> Short problem
Replace "vertically sectioned view" with "vertical cross-section" in the stretch from the line containing "Patent image size: (823, 366)." through the line containing "The end bell 253 is at (574, 99).", and give back only those lines with nothing else changed.

> Extracted material
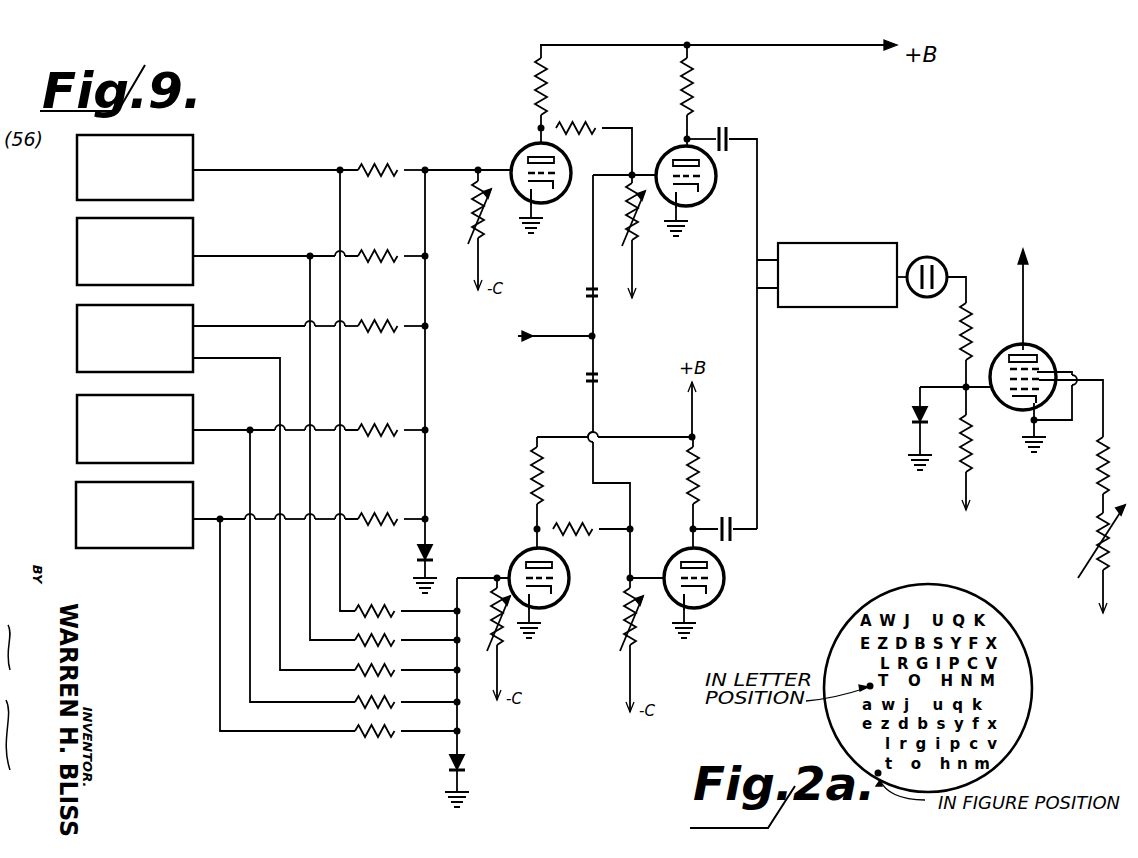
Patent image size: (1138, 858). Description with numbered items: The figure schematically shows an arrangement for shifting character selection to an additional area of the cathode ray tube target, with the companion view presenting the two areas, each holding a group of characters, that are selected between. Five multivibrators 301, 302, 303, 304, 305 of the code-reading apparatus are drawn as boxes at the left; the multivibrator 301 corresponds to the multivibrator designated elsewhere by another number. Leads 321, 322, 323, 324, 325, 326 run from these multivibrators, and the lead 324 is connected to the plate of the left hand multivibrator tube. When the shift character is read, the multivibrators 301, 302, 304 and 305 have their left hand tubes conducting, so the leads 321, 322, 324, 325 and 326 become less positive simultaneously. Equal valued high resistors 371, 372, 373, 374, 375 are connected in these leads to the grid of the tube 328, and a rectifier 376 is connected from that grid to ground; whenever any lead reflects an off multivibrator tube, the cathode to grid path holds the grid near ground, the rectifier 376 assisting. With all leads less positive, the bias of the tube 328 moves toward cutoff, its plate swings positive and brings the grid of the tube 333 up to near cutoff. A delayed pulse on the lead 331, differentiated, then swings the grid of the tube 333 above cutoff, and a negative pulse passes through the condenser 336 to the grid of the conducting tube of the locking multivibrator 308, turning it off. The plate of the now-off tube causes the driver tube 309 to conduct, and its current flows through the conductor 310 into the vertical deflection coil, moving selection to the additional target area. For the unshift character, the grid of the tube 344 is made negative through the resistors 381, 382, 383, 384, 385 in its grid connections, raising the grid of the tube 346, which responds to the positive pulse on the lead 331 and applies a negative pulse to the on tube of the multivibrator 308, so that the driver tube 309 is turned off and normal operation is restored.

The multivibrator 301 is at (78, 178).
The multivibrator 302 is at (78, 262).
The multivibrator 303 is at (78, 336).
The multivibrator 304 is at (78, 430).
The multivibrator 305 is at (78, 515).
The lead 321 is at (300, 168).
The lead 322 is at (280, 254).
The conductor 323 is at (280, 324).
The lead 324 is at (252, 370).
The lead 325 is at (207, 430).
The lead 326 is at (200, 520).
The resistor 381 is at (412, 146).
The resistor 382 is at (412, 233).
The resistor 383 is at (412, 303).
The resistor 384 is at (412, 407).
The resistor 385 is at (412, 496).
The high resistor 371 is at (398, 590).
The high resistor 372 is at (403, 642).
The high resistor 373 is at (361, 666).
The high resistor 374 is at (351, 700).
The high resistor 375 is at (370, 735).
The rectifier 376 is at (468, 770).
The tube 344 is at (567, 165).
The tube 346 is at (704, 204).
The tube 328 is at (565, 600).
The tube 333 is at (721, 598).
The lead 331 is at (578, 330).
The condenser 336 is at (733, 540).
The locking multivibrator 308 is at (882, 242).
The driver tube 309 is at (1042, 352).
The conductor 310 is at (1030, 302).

...

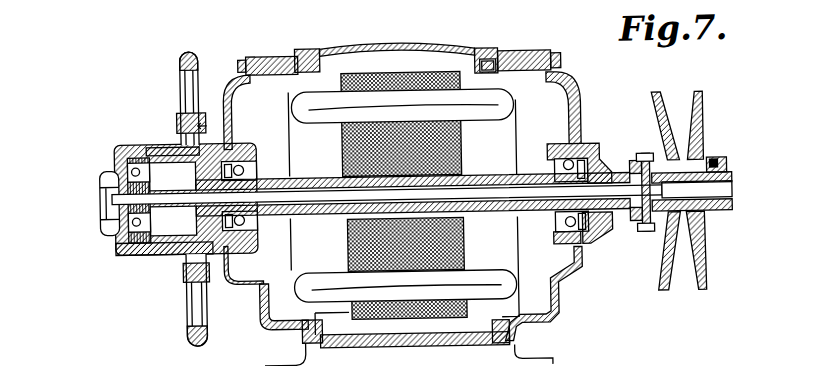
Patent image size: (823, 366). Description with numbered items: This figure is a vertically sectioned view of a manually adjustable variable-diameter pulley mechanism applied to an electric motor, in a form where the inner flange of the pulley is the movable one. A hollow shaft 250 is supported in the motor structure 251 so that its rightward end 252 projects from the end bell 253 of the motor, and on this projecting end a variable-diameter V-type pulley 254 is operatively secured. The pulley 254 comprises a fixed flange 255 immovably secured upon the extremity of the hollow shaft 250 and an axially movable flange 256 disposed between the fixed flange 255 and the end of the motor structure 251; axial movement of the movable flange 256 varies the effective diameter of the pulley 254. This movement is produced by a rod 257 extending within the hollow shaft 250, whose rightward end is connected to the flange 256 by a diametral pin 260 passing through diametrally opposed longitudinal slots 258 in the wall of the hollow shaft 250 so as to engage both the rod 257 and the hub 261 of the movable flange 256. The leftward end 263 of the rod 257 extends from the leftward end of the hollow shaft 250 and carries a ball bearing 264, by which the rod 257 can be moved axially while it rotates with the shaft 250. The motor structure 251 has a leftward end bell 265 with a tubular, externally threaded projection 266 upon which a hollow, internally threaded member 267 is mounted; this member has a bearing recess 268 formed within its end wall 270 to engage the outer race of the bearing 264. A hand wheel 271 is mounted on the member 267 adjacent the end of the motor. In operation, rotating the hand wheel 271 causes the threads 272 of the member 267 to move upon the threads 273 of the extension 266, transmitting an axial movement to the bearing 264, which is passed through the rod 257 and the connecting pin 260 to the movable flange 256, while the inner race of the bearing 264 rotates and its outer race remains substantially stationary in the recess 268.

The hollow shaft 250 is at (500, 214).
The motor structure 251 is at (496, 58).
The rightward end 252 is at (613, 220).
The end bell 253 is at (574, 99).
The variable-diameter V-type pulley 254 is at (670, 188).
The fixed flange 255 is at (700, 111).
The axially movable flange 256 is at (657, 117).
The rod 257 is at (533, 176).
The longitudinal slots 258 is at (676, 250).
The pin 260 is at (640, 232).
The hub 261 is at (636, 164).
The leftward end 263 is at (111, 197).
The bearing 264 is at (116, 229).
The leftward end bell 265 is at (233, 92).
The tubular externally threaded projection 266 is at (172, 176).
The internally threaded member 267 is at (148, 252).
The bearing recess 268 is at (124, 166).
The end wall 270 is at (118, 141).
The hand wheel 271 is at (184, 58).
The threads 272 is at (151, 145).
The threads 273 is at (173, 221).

> Output of the task
Patent image size: (823, 366). Description with numbered items: This figure is a vertical cross-section of a manually adjustable variable-diameter pulley mechanism applied to an electric motor, in a form where the inner flange of the pulley is the movable one. A hollow shaft 250 is supported in the motor structure 251 so that its rightward end 252 projects from the end bell 253 of the motor, and on this projecting end a variable-diameter V-type pulley 254 is operatively secured. The pulley 254 comprises a fixed flange 255 immovably secured upon the extremity of the hollow shaft 250 and an axially movable flange 256 disposed between the fixed flange 255 and the end of the motor structure 251; axial movement of the movable flange 256 varies the effective diameter of the pulley 254. This movement is produced by a rod 257 extending within the hollow shaft 250, whose rightward end is connected to the flange 256 by a diametral pin 260 passing through diametrally opposed longitudinal slots 258 in the wall of the hollow shaft 250 so as to engage both the rod 257 and the hub 261 of the movable flange 256. The leftward end 263 of the rod 257 extends from the leftward end of the hollow shaft 250 and carries a ball bearing 264, by which the rod 257 can be moved axially while it rotates with the shaft 250. The motor structure 251 has a leftward end bell 265 with a tubular, externally threaded projection 266 upon which a hollow, internally threaded member 267 is mounted; this member has a bearing recess 268 formed within its end wall 270 to engage the outer race of the bearing 264. A hand wheel 271 is mounted on the member 267 adjacent the end of the motor. In operation, rotating the hand wheel 271 causes the threads 272 of the member 267 to move upon the threads 273 of the extension 266, transmitting an axial movement to the bearing 264, which is passed through the rod 257 and the connecting pin 260 to the movable flange 256, while the inner race of the bearing 264 rotates and its outer race remains substantially stationary in the recess 268.

The hollow shaft 250 is at (500, 214).
The motor structure 251 is at (496, 58).
The rightward end 252 is at (613, 220).
The end bell 253 is at (574, 99).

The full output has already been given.